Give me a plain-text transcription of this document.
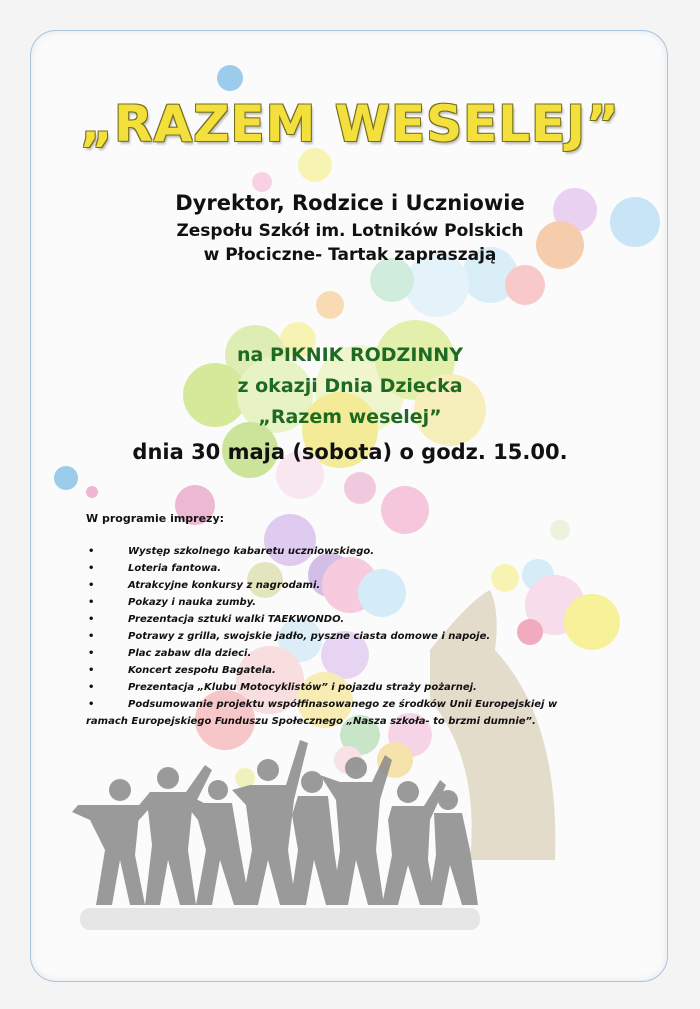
„RAZEM WESELEJ”
Dyrektor, Rodzice i Uczniowie
Zespołu Szkół im. Lotników Polskich
w Płociczne- Tartak zapraszają
na PIKNIK RODZINNY
z okazji Dnia Dziecka
„Razem weselej”
dnia 30 maja (sobota) o godz. 15.00.
W programie imprezy:
•	Występ szkolnego kabaretu uczniowskiego.
•	Loteria fantowa.
•	Atrakcyjne konkursy z nagrodami.
•	Pokazy i nauka zumby.
•	Prezentacja sztuki walki TAEKWONDO.
•	Potrawy z grilla, swojskie jadło, pyszne ciasta domowe i napoje.
•	Plac zabaw dla dzieci.
•	Koncert zespołu Bagatela.
•	Prezentacja „Klubu Motocyklistów” i pojazdu straży pożarnej.
•	Podsumowanie projektu współfinasowanego ze środków Unii Europejskiej w ramach Europejskiego Funduszu Społecznego „Nasza szkoła- to brzmi dumnie”.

──────────────────────────────

WHAT THIS TASK INVOLVES: Transcribe every line in the entries above, taking out only the images.

SOLUTION TO THIS TASK:
Give me a plain-text transcription of this document.
„RAZEM WESELEJ”
Dyrektor, Rodzice i Uczniowie
Zespołu Szkół im. Lotników Polskich
w Płociczne- Tartak zapraszają
na PIKNIK RODZINNY
z okazji Dnia Dziecka
„Razem weselej”
dnia 30 maja (sobota) o godz. 15.00.
W programie imprezy:
•	Występ szkolnego kabaretu uczniowskiego.
•	Loteria fantowa.
•	Atrakcyjne konkursy z nagrodami.
•	Pokazy i nauka zumby.
•	Prezentacja sztuki walki TAEKWONDO.
•	Potrawy z grilla, swojskie jadło, pyszne ciasta domowe i napoje.
•	Plac zabaw dla dzieci.
•	Koncert zespołu Bagatela.
•	Prezentacja „Klubu Motocyklistów” i pojazdu straży pożarnej.
•	Podsumowanie projektu współfinasowanego ze środków Unii Europejskiej w ramach Europejskiego Funduszu Społecznego „Nasza szkoła- to brzmi dumnie”.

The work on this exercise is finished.